Each record must be reproduced exactly as it is shown.

────────

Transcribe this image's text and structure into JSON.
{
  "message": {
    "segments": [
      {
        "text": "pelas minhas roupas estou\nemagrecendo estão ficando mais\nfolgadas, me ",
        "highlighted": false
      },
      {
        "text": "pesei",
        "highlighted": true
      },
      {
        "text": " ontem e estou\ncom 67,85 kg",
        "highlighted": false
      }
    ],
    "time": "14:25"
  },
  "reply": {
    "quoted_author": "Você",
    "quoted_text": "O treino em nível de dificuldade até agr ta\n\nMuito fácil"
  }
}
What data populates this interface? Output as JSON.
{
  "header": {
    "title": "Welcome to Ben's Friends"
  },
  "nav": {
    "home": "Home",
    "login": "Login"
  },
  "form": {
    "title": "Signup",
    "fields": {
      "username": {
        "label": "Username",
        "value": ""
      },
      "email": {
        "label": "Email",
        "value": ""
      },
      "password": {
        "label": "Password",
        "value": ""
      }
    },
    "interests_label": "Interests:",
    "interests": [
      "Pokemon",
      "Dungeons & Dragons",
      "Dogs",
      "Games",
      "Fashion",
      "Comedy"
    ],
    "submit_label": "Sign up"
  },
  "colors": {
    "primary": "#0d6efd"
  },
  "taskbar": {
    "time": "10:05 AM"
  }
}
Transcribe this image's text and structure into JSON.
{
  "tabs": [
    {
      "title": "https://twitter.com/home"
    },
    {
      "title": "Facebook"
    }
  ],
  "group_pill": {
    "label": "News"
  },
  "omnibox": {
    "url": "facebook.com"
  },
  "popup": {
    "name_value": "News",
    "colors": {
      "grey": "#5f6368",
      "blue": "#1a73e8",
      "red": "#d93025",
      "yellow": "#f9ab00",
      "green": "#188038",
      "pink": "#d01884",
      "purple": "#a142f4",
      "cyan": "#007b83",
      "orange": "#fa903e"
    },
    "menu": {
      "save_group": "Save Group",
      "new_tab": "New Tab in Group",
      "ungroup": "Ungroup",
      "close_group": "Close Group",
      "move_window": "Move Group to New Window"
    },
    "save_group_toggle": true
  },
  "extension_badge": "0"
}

────────

◆ THE COMPLETED TASK:
Transcribe this image's text and structure into JSON.
{
  "message": {
    "segments": [
      {
        "text": "pelas minhas roupas estou\nemagrecendo estão ficando mais\nfolgadas, me ",
        "highlighted": false
      },
      {
        "text": "pesei",
        "highlighted": true
      },
      {
        "text": " ontem e estou\ncom 67,85 kg",
        "highlighted": false
      }
    ],
    "time": "14:25"
  },
  "reply": {
    "quoted_author": "Você",
    "quoted_text": "O treino em nível de dificuldade até agr ta\n\nMuito fácil"
  }
}
What data populates this interface? Output as JSON.
{
  "header": {
    "title": "Welcome to Ben's Friends"
  },
  "nav": {
    "home": "Home",
    "login": "Login"
  },
  "form": {
    "title": "Signup",
    "fields": {
      "username": {
        "label": "Username",
        "value": ""
      },
      "email": {
        "label": "Email",
        "value": ""
      },
      "password": {
        "label": "Password",
        "value": ""
      }
    },
    "interests_label": "Interests:",
    "interests": [
      "Pokemon",
      "Dungeons & Dragons",
      "Dogs",
      "Games",
      "Fashion",
      "Comedy"
    ],
    "submit_label": "Sign up"
  },
  "colors": {
    "primary": "#0d6efd"
  },
  "taskbar": {
    "time": "10:05 AM"
  }
}
Transcribe this image's text and structure into JSON.
{
  "tabs": [
    {
      "title": "https://twitter.com/home"
    },
    {
      "title": "Facebook"
    }
  ],
  "group_pill": {
    "label": "News"
  },
  "omnibox": {
    "url": "facebook.com"
  },
  "popup": {
    "name_value": "News",
    "colors": {
      "grey": "#5f6368",
      "blue": "#1a73e8",
      "red": "#d93025",
      "yellow": "#f9ab00",
      "green": "#188038",
      "pink": "#d01884",
      "purple": "#a142f4",
      "cyan": "#007b83",
      "orange": "#fa903e"
    },
    "menu": {
      "save_group": "Save Group",
      "new_tab": "New Tab in Group",
      "ungroup": "Ungroup",
      "close_group": "Close Group",
      "move_window": "Move Group to New Window"
    },
    "save_group_toggle": true
  },
  "extension_badge": "0"
}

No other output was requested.